Scan the lines below for the word "title". Copy each line you find it in.
==============================
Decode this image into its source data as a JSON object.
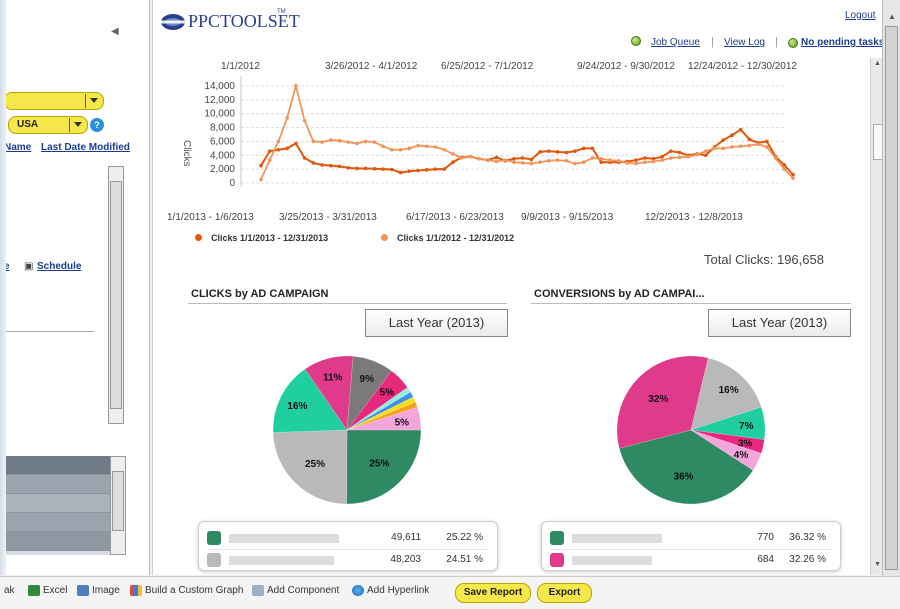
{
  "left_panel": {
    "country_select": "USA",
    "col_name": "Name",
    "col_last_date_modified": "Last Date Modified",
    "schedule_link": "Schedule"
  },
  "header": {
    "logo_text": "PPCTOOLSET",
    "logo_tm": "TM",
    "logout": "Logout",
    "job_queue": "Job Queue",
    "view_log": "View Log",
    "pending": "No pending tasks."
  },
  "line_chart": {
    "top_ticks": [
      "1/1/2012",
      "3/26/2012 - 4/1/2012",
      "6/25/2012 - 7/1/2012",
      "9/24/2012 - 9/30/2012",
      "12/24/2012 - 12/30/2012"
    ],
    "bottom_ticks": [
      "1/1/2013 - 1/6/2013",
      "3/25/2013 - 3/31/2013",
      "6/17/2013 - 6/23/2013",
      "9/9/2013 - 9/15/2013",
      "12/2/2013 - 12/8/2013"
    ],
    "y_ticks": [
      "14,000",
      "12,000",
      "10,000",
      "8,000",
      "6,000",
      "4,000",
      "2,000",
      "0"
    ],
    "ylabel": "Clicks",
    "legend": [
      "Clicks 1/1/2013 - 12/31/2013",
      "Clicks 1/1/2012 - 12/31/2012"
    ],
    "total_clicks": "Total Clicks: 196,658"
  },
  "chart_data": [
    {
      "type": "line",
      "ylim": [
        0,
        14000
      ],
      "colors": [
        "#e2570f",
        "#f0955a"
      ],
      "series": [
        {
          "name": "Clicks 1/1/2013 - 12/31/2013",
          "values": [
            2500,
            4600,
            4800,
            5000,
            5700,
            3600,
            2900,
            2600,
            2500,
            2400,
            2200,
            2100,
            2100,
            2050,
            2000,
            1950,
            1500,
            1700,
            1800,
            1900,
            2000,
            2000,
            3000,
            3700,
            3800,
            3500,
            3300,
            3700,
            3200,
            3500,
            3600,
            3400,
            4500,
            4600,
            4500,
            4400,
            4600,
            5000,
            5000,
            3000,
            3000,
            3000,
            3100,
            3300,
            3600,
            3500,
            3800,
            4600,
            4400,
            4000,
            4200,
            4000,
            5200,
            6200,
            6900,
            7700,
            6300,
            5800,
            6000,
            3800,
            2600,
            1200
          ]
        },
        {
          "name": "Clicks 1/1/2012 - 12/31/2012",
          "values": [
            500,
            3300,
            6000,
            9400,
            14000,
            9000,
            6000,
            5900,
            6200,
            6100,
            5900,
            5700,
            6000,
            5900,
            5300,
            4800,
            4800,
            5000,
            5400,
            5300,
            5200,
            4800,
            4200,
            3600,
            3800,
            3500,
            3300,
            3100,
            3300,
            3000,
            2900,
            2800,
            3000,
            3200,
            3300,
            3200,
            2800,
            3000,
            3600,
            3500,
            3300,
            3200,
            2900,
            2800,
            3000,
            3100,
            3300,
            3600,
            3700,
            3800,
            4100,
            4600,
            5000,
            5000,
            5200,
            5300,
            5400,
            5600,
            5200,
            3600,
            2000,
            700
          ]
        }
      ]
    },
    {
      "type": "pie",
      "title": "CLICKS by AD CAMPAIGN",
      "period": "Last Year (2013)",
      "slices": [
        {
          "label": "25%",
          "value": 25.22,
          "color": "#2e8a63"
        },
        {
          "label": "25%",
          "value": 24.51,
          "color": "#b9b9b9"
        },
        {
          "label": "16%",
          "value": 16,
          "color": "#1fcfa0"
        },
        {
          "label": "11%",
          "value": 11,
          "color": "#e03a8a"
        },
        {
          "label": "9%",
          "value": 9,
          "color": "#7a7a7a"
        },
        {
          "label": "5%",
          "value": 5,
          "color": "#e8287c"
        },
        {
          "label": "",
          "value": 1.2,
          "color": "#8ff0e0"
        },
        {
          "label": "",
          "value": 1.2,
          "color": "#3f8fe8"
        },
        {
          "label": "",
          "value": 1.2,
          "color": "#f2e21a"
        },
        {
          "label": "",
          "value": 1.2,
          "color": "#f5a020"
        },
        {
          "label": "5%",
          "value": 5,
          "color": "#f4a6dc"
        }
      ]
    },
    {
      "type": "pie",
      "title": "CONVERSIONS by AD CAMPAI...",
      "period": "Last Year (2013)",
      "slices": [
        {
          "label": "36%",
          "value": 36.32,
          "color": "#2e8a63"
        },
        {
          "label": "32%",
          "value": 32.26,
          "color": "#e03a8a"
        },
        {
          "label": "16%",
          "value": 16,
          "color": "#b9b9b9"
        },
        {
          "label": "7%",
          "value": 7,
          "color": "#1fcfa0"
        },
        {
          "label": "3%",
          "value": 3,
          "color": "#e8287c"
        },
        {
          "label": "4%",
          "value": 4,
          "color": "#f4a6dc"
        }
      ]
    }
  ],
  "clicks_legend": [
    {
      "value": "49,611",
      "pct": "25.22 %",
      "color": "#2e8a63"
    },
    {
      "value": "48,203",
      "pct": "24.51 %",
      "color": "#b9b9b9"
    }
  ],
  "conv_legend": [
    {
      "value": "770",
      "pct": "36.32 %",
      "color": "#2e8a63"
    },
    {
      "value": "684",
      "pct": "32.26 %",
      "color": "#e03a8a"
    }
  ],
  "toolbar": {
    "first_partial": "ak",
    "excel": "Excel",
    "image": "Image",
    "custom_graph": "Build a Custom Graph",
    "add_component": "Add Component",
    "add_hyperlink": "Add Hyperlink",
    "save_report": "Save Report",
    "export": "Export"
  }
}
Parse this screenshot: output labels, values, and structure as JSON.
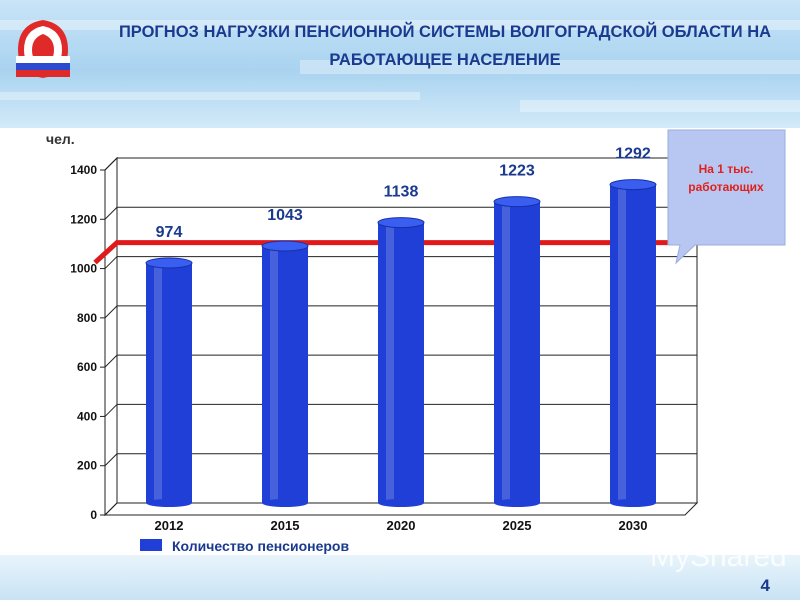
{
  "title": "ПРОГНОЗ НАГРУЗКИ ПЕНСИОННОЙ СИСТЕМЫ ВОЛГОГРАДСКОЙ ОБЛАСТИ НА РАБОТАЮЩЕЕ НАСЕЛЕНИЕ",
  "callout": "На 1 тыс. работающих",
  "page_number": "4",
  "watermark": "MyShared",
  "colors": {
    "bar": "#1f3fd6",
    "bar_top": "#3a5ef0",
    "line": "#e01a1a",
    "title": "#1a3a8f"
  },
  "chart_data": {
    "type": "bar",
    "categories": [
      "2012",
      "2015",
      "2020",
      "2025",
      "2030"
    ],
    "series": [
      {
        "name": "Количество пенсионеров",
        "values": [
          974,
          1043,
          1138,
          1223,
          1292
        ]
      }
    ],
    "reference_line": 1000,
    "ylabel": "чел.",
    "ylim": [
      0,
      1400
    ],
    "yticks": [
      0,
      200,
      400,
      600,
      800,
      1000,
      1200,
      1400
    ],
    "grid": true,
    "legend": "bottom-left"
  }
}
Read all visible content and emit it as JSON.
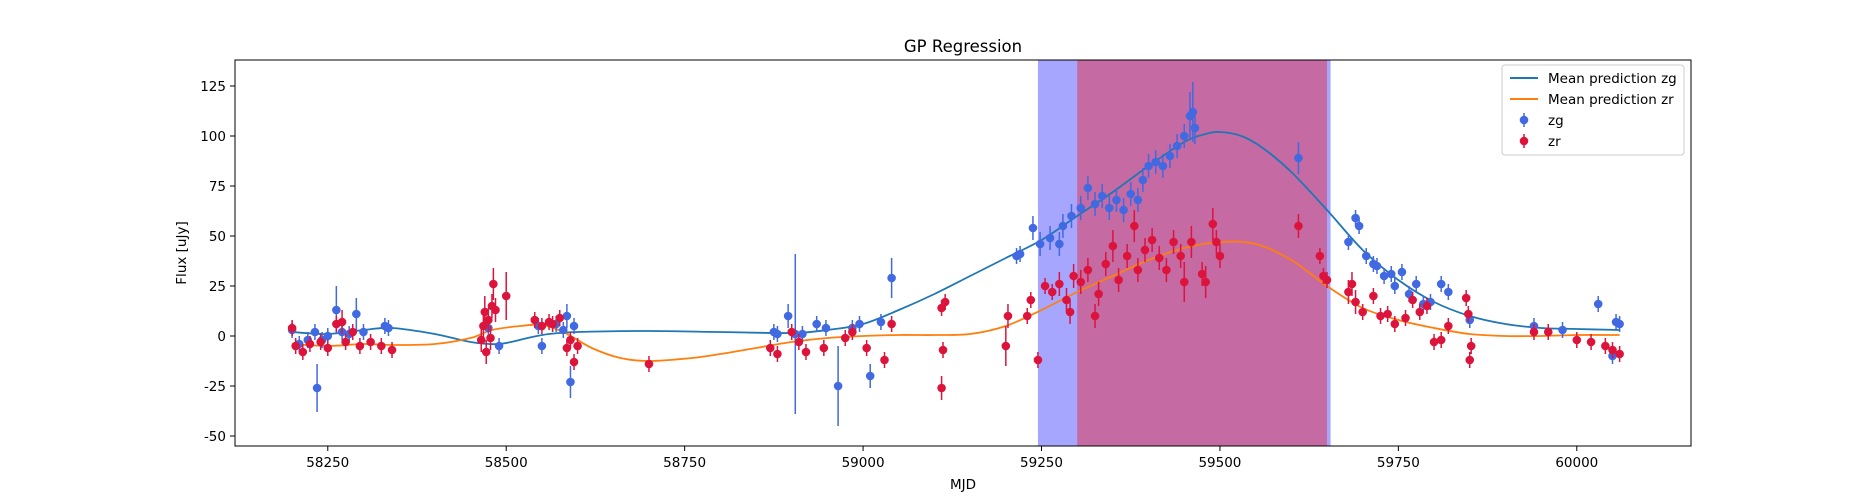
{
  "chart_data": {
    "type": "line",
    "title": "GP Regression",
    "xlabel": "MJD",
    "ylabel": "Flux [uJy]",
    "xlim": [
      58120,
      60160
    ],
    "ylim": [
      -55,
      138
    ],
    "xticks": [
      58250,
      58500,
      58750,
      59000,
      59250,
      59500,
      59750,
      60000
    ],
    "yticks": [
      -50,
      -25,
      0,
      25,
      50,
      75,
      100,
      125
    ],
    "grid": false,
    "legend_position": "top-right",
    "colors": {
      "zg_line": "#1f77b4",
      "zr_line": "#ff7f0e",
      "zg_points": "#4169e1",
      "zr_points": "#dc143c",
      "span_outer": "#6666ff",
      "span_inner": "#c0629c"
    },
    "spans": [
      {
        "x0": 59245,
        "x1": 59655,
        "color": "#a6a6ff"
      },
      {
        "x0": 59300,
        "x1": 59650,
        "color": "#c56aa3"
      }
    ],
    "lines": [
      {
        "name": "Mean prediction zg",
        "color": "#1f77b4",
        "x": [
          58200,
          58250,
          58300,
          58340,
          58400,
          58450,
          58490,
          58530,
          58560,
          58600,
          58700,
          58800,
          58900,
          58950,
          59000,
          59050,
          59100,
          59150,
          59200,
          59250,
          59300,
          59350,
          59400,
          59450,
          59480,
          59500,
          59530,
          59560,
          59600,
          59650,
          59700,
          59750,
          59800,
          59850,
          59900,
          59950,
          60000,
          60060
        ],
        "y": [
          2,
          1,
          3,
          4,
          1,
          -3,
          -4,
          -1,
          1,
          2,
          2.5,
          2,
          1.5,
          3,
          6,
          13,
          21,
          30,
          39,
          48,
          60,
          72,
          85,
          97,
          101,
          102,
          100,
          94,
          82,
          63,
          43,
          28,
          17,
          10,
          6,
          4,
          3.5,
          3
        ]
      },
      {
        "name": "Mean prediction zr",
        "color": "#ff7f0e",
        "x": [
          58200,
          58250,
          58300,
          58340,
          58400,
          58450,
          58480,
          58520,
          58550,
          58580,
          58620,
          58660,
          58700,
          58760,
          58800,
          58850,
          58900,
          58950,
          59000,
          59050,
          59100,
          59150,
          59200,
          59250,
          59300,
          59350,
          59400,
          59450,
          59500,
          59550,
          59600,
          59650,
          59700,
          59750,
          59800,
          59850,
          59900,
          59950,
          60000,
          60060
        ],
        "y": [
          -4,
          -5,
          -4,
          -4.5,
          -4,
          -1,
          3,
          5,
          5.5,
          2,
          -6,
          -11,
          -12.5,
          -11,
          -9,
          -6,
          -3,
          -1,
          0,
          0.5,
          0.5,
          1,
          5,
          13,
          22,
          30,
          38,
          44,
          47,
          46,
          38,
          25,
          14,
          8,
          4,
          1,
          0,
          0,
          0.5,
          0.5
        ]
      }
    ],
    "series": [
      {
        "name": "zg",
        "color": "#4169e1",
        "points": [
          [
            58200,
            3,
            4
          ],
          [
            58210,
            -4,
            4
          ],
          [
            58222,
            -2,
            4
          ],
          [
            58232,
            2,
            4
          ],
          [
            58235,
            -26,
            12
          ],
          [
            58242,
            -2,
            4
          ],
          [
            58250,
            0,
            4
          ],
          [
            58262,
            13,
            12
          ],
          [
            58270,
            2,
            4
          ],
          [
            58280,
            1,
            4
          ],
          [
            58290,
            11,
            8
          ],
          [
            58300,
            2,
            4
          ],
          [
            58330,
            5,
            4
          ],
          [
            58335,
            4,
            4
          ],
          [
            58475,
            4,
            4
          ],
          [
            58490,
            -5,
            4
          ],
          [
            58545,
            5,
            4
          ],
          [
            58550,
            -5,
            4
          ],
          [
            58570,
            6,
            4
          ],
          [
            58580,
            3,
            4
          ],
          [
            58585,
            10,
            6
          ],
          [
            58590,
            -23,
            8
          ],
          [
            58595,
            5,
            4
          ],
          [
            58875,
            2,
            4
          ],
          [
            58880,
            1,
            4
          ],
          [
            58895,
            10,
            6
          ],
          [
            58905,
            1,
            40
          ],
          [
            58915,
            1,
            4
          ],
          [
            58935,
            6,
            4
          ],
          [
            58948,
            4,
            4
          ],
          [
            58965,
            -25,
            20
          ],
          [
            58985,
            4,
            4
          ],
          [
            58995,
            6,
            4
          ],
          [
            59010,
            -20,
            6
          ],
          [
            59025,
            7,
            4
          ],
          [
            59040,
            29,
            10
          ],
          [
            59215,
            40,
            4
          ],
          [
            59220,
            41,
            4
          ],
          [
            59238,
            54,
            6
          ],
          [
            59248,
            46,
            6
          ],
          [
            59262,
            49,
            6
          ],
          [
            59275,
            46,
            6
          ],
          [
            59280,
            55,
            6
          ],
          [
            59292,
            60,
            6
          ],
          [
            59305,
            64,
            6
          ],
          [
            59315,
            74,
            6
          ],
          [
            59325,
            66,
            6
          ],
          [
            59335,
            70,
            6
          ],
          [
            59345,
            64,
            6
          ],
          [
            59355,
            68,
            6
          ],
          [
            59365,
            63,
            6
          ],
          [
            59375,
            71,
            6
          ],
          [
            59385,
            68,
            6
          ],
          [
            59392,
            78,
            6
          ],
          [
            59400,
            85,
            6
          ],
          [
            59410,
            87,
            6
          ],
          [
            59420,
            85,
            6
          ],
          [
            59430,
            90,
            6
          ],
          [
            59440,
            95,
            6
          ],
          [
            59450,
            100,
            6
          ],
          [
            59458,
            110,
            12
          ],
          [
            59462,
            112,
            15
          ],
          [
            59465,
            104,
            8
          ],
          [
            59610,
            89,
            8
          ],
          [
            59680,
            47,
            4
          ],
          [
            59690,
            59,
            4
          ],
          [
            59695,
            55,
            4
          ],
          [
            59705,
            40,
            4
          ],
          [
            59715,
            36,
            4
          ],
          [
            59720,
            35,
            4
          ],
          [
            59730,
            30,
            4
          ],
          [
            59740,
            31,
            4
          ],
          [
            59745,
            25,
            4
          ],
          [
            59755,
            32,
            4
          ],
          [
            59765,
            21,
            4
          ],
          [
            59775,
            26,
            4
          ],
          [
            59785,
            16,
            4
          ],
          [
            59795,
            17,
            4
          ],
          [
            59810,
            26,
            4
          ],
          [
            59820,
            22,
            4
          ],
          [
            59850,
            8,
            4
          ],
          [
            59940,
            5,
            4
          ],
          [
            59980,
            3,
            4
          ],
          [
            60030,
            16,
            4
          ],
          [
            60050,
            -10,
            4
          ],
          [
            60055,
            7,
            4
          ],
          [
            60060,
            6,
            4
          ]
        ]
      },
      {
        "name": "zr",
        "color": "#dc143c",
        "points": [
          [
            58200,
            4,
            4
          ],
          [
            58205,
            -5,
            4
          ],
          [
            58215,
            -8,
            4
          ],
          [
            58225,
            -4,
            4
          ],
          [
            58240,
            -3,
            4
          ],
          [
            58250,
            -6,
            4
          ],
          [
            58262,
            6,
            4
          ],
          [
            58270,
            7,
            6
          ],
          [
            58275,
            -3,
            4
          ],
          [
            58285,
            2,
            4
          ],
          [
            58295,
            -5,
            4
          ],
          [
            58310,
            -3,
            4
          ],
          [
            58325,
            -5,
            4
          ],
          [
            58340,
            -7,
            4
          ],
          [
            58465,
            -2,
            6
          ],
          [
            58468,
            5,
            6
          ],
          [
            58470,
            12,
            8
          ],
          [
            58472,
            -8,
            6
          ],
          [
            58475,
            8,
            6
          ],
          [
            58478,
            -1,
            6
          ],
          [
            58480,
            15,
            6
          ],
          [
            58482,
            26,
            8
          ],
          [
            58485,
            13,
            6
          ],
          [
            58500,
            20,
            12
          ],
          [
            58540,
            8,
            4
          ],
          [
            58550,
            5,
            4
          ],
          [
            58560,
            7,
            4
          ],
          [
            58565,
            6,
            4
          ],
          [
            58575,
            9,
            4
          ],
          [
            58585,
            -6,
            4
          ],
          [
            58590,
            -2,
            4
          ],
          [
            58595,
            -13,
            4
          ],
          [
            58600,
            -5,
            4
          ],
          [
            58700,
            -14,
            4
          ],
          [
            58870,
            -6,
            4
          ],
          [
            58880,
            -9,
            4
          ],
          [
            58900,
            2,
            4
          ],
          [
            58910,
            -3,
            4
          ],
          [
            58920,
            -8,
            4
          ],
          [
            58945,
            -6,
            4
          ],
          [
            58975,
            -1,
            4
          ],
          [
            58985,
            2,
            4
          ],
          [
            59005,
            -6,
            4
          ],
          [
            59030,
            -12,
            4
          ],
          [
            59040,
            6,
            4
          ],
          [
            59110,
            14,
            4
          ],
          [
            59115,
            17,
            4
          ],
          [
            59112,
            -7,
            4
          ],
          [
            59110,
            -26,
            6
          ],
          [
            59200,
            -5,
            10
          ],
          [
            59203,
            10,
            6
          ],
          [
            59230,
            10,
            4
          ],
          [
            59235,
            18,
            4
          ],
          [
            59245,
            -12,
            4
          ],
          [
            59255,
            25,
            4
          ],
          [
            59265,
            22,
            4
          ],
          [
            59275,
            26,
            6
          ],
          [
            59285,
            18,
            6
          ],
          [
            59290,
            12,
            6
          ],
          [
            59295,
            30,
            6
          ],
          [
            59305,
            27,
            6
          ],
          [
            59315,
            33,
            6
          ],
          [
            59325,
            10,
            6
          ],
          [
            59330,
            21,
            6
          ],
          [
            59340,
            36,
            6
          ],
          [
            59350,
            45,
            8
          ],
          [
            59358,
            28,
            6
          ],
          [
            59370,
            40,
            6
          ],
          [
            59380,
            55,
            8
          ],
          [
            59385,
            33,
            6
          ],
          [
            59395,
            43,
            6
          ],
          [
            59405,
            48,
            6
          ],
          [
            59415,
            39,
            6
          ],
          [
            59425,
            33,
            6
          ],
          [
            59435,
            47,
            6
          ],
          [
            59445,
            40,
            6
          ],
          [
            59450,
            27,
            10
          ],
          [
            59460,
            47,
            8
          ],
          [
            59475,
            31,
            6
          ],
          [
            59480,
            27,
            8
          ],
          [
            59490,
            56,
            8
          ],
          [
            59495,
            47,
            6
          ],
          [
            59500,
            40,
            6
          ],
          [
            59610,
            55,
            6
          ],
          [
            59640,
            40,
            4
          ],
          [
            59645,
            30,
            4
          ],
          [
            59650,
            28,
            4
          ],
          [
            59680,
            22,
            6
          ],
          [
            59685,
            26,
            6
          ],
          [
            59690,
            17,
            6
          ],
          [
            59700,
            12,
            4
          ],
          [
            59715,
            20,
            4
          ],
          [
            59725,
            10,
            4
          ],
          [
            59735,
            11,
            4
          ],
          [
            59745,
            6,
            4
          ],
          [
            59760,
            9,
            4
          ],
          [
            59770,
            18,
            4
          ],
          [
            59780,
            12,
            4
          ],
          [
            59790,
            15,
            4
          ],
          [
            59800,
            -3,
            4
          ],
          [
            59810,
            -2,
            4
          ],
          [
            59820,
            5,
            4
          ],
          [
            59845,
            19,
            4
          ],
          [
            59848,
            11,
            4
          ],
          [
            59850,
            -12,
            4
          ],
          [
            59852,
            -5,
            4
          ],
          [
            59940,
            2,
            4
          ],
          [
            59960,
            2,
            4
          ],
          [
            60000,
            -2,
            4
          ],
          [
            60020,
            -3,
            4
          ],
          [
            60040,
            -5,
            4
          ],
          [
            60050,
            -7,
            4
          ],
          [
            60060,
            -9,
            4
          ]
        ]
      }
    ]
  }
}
==============================
WRITTEN RESPONSE:
      "title": "CLICKS by AD CAMPAIGN",
      "title": "CONVERSIONS by AD CAMPAI...",
  "title": "ПРОГНОЗ НАГРУЗКИ ПЕНСИОННОЙ СИСТЕМЫ ВОЛГОГРАДСКОЙ ОБЛАСТИ НА РАБОТАЮЩЕЕ НАСЕЛЕНИЕ",
    "title": "#1a3a8f"
    "title": "GP Regression",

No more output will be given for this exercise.